What you are asked to do - Send back all the data below, exactly as given.

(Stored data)
☆ ☆ ☆
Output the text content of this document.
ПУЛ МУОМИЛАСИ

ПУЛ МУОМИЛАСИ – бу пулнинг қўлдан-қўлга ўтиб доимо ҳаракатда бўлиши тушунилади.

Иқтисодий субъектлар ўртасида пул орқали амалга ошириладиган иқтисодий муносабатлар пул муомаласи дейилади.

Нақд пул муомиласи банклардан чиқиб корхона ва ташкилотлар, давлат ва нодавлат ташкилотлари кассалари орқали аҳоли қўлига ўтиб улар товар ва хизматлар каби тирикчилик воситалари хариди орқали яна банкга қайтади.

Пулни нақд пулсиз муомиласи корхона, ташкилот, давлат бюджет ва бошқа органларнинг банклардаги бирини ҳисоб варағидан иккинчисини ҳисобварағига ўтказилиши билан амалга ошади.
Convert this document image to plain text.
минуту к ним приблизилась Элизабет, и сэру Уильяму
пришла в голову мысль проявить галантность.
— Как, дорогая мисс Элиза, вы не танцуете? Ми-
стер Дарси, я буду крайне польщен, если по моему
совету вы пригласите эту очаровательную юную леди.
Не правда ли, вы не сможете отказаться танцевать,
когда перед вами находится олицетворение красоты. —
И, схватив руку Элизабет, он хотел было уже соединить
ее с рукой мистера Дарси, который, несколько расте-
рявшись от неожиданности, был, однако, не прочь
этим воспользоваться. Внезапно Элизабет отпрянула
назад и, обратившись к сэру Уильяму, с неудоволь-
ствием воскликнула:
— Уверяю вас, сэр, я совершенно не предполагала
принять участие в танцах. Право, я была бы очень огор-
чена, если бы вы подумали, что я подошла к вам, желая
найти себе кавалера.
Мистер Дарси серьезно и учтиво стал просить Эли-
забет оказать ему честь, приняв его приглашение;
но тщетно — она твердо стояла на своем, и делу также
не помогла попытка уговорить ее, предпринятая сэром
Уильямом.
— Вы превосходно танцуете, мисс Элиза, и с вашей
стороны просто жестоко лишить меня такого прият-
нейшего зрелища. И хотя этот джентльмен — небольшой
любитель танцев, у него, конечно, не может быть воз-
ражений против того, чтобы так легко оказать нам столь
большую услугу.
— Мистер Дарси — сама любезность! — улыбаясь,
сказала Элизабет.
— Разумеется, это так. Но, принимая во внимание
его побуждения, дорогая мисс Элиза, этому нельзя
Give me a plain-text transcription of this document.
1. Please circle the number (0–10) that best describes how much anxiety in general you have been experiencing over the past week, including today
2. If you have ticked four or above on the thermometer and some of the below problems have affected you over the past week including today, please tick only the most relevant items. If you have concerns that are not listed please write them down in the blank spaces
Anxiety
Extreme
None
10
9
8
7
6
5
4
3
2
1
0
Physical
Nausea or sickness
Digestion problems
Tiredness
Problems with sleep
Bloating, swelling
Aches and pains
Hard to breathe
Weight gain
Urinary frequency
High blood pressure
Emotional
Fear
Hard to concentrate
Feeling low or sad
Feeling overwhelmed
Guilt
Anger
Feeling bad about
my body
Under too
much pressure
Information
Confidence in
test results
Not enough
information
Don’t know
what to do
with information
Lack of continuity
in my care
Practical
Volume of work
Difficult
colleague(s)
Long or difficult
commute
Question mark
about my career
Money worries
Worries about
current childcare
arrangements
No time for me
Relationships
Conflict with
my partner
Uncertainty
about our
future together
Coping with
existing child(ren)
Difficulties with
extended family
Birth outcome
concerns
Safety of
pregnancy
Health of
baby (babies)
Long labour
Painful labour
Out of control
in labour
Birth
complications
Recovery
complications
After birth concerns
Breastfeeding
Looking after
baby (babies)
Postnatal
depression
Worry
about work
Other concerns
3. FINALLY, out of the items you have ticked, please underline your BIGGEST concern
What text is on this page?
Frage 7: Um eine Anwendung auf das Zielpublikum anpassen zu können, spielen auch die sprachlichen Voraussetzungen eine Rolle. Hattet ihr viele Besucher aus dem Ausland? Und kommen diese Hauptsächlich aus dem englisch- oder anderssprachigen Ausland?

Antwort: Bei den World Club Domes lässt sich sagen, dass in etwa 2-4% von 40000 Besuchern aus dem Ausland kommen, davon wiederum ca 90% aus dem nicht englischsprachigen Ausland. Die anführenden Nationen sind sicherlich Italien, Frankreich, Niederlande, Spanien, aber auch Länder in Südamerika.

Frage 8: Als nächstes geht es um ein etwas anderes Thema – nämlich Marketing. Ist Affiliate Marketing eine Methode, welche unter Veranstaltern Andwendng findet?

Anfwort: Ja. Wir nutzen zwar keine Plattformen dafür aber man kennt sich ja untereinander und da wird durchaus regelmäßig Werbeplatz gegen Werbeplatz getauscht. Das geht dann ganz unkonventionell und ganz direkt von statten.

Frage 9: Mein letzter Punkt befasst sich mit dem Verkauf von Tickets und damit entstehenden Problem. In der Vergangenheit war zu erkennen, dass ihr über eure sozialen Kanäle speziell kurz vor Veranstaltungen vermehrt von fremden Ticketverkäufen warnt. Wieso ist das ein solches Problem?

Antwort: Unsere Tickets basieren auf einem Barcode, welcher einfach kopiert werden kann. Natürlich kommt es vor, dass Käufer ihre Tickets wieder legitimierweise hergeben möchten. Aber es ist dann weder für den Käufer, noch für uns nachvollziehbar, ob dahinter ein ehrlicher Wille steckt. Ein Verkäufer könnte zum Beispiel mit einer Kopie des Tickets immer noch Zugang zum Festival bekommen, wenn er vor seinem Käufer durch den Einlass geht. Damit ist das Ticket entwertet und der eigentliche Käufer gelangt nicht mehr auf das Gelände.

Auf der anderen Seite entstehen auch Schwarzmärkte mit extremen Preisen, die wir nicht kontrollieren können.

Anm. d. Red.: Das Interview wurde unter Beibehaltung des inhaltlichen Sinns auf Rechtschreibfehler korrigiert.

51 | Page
☆ ☆ ☆
Answer to this task -
Output the text content of this document.
ПУЛ МУОМИЛАСИ

ПУЛ МУОМИЛАСИ – бу пулнинг қўлдан-қўлга ўтиб доимо ҳаракатда бўлиши тушунилади.

Иқтисодий субъектлар ўртасида пул орқали амалга ошириладиган иқтисодий муносабатлар пул муомаласи дейилади.

Нақд пул муомиласи банклардан чиқиб корхона ва ташкилотлар, давлат ва нодавлат ташкилотлари кассалари орқали аҳоли қўлига ўтиб улар товар ва хизматлар каби тирикчилик воситалари хариди орқали яна банкга қайтади.

Пулни нақд пулсиз муомиласи корхона, ташкилот, давлат бюджет ва бошқа органларнинг банклардаги бирини ҳисоб варағидан иккинчисини ҳисобварағига ўтказилиши билан амалга ошади.
Convert this document image to plain text.
минуту к ним приблизилась Элизабет, и сэру Уильяму
пришла в голову мысль проявить галантность.
— Как, дорогая мисс Элиза, вы не танцуете? Ми-
стер Дарси, я буду крайне польщен, если по моему
совету вы пригласите эту очаровательную юную леди.
Не правда ли, вы не сможете отказаться танцевать,
когда перед вами находится олицетворение красоты. —
И, схватив руку Элизабет, он хотел было уже соединить
ее с рукой мистера Дарси, который, несколько расте-
рявшись от неожиданности, был, однако, не прочь
этим воспользоваться. Внезапно Элизабет отпрянула
назад и, обратившись к сэру Уильяму, с неудоволь-
ствием воскликнула:
— Уверяю вас, сэр, я совершенно не предполагала
принять участие в танцах. Право, я была бы очень огор-
чена, если бы вы подумали, что я подошла к вам, желая
найти себе кавалера.
Мистер Дарси серьезно и учтиво стал просить Эли-
забет оказать ему честь, приняв его приглашение;
но тщетно — она твердо стояла на своем, и делу также
не помогла попытка уговорить ее, предпринятая сэром
Уильямом.
— Вы превосходно танцуете, мисс Элиза, и с вашей
стороны просто жестоко лишить меня такого прият-
нейшего зрелища. И хотя этот джентльмен — небольшой
любитель танцев, у него, конечно, не может быть воз-
ражений против того, чтобы так легко оказать нам столь
большую услугу.
— Мистер Дарси — сама любезность! — улыбаясь,
сказала Элизабет.
— Разумеется, это так. Но, принимая во внимание
его побуждения, дорогая мисс Элиза, этому нельзя
Give me a plain-text transcription of this document.
1. Please circle the number (0–10) that best describes how much anxiety in general you have been experiencing over the past week, including today
2. If you have ticked four or above on the thermometer and some of the below problems have affected you over the past week including today, please tick only the most relevant items. If you have concerns that are not listed please write them down in the blank spaces
Anxiety
Extreme
None
10
9
8
7
6
5
4
3
2
1
0
Physical
Nausea or sickness
Digestion problems
Tiredness
Problems with sleep
Bloating, swelling
Aches and pains
Hard to breathe
Weight gain
Urinary frequency
High blood pressure
Emotional
Fear
Hard to concentrate
Feeling low or sad
Feeling overwhelmed
Guilt
Anger
Feeling bad about
my body
Under too
much pressure
Information
Confidence in
test results
Not enough
information
Don’t know
what to do
with information
Lack of continuity
in my care
Practical
Volume of work
Difficult
colleague(s)
Long or difficult
commute
Question mark
about my career
Money worries
Worries about
current childcare
arrangements
No time for me
Relationships
Conflict with
my partner
Uncertainty
about our
future together
Coping with
existing child(ren)
Difficulties with
extended family
Birth outcome
concerns
Safety of
pregnancy
Health of
baby (babies)
Long labour
Painful labour
Out of control
in labour
Birth
complications
Recovery
complications
After birth concerns
Breastfeeding
Looking after
baby (babies)
Postnatal
depression
Worry
about work
Other concerns
3. FINALLY, out of the items you have ticked, please underline your BIGGEST concern
What text is on this page?
Frage 7: Um eine Anwendung auf das Zielpublikum anpassen zu können, spielen auch die sprachlichen Voraussetzungen eine Rolle. Hattet ihr viele Besucher aus dem Ausland? Und kommen diese Hauptsächlich aus dem englisch- oder anderssprachigen Ausland?

Antwort: Bei den World Club Domes lässt sich sagen, dass in etwa 2-4% von 40000 Besuchern aus dem Ausland kommen, davon wiederum ca 90% aus dem nicht englischsprachigen Ausland. Die anführenden Nationen sind sicherlich Italien, Frankreich, Niederlande, Spanien, aber auch Länder in Südamerika.

Frage 8: Als nächstes geht es um ein etwas anderes Thema – nämlich Marketing. Ist Affiliate Marketing eine Methode, welche unter Veranstaltern Andwendng findet?

Anfwort: Ja. Wir nutzen zwar keine Plattformen dafür aber man kennt sich ja untereinander und da wird durchaus regelmäßig Werbeplatz gegen Werbeplatz getauscht. Das geht dann ganz unkonventionell und ganz direkt von statten.

Frage 9: Mein letzter Punkt befasst sich mit dem Verkauf von Tickets und damit entstehenden Problem. In der Vergangenheit war zu erkennen, dass ihr über eure sozialen Kanäle speziell kurz vor Veranstaltungen vermehrt von fremden Ticketverkäufen warnt. Wieso ist das ein solches Problem?

Antwort: Unsere Tickets basieren auf einem Barcode, welcher einfach kopiert werden kann. Natürlich kommt es vor, dass Käufer ihre Tickets wieder legitimierweise hergeben möchten. Aber es ist dann weder für den Käufer, noch für uns nachvollziehbar, ob dahinter ein ehrlicher Wille steckt. Ein Verkäufer könnte zum Beispiel mit einer Kopie des Tickets immer noch Zugang zum Festival bekommen, wenn er vor seinem Käufer durch den Einlass geht. Damit ist das Ticket entwertet und der eigentliche Käufer gelangt nicht mehr auf das Gelände.

Auf der anderen Seite entstehen auch Schwarzmärkte mit extremen Preisen, die wir nicht kontrollieren können.

Anm. d. Red.: Das Interview wurde unter Beibehaltung des inhaltlichen Sinns auf Rechtschreibfehler korrigiert.

51 | Page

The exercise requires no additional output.